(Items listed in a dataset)
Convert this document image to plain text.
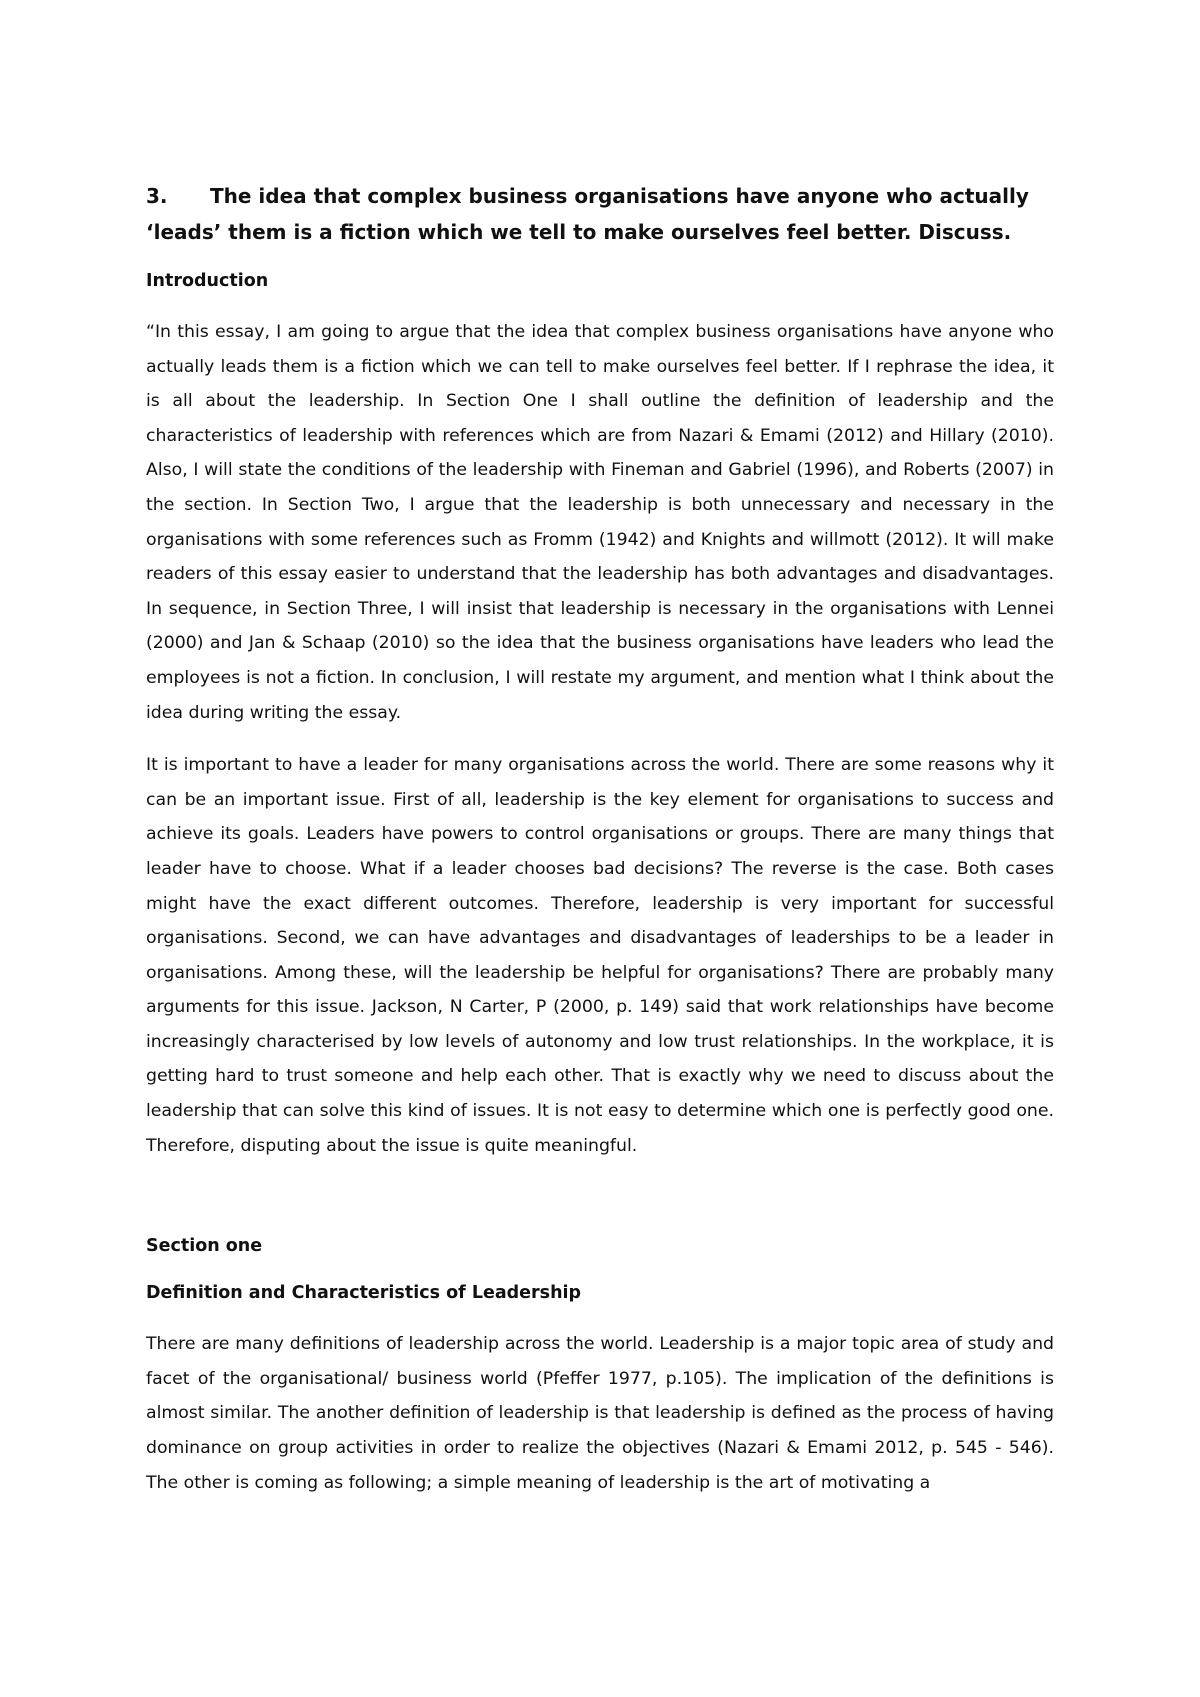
3. The idea that complex business organisations have anyone who actually ‘leads’ them is a fiction which we tell to make ourselves feel better. Discuss.
Introduction

“In this essay, I am going to argue that the idea that complex business organisations have anyone who actually leads them is a fiction which we can tell to make ourselves feel better. If I rephrase the idea, it is all about the leadership. In Section One I shall outline the definition of leadership and the characteristics of leadership with references which are from Nazari & Emami (2012) and Hillary (2010). Also, I will state the conditions of the leadership with Fineman and Gabriel (1996), and Roberts (2007) in the section. In Section Two, I argue that the leadership is both unnecessary and necessary in the organisations with some references such as Fromm (1942) and Knights and willmott (2012). It will make readers of this essay easier to understand that the leadership has both advantages and disadvantages. In sequence, in Section Three, I will insist that leadership is necessary in the organisations with Lennei (2000) and Jan & Schaap (2010) so the idea that the business organisations have leaders who lead the employees is not a fiction. In conclusion, I will restate my argument, and mention what I think about the idea during writing the essay.

It is important to have a leader for many organisations across the world. There are some reasons why it can be an important issue. First of all, leadership is the key element for organisations to success and achieve its goals. Leaders have powers to control organisations or groups. There are many things that leader have to choose. What if a leader chooses bad decisions? The reverse is the case. Both cases might have the exact different outcomes. Therefore, leadership is very important for successful organisations. Second, we can have advantages and disadvantages of leaderships to be a leader in organisations. Among these, will the leadership be helpful for organisations? There are probably many arguments for this issue. Jackson, N Carter, P (2000, p. 149) said that work relationships have become increasingly characterised by low levels of autonomy and low trust relationships. In the workplace, it is getting hard to trust someone and help each other. That is exactly why we need to discuss about the leadership that can solve this kind of issues. It is not easy to determine which one is perfectly good one. Therefore, disputing about the issue is quite meaningful.

Section one
Definition and Characteristics of Leadership

There are many definitions of leadership across the world. Leadership is a major topic area of study and facet of the organisational/ business world (Pfeffer 1977, p.105). The implication of the definitions is almost similar. The another definition of leadership is that leadership is defined as the process of having dominance on group activities in order to realize the objectives (Nazari & Emami 2012, p. 545 - 546). The other is coming as following; a simple meaning of leadership is the art of motivating a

## Problem to solve
Your task is to reproduce all of the material exactly. The pictures stay out.

## Response to this exercise
Convert this document image to plain text.
3. The idea that complex business organisations have anyone who actually ‘leads’ them is a fiction which we tell to make ourselves feel better. Discuss.
Introduction

“In this essay, I am going to argue that the idea that complex business organisations have anyone who actually leads them is a fiction which we can tell to make ourselves feel better. If I rephrase the idea, it is all about the leadership. In Section One I shall outline the definition of leadership and the characteristics of leadership with references which are from Nazari & Emami (2012) and Hillary (2010). Also, I will state the conditions of the leadership with Fineman and Gabriel (1996), and Roberts (2007) in the section. In Section Two, I argue that the leadership is both unnecessary and necessary in the organisations with some references such as Fromm (1942) and Knights and willmott (2012). It will make readers of this essay easier to understand that the leadership has both advantages and disadvantages. In sequence, in Section Three, I will insist that leadership is necessary in the organisations with Lennei (2000) and Jan & Schaap (2010) so the idea that the business organisations have leaders who lead the employees is not a fiction. In conclusion, I will restate my argument, and mention what I think about the idea during writing the essay.

It is important to have a leader for many organisations across the world. There are some reasons why it can be an important issue. First of all, leadership is the key element for organisations to success and achieve its goals. Leaders have powers to control organisations or groups. There are many things that leader have to choose. What if a leader chooses bad decisions? The reverse is the case. Both cases might have the exact different outcomes. Therefore, leadership is very important for successful organisations. Second, we can have advantages and disadvantages of leaderships to be a leader in organisations. Among these, will the leadership be helpful for organisations? There are probably many arguments for this issue. Jackson, N Carter, P (2000, p. 149) said that work relationships have become increasingly characterised by low levels of autonomy and low trust relationships. In the workplace, it is getting hard to trust someone and help each other. That is exactly why we need to discuss about the leadership that can solve this kind of issues. It is not easy to determine which one is perfectly good one. Therefore, disputing about the issue is quite meaningful.

Section one
Definition and Characteristics of Leadership

There are many definitions of leadership across the world. Leadership is a major topic area of study and facet of the organisational/ business world (Pfeffer 1977, p.105). The implication of the definitions is almost similar. The another definition of leadership is that leadership is defined as the process of having dominance on group activities in order to realize the objectives (Nazari & Emami 2012, p. 545 - 546). The other is coming as following; a simple meaning of leadership is the art of motivating a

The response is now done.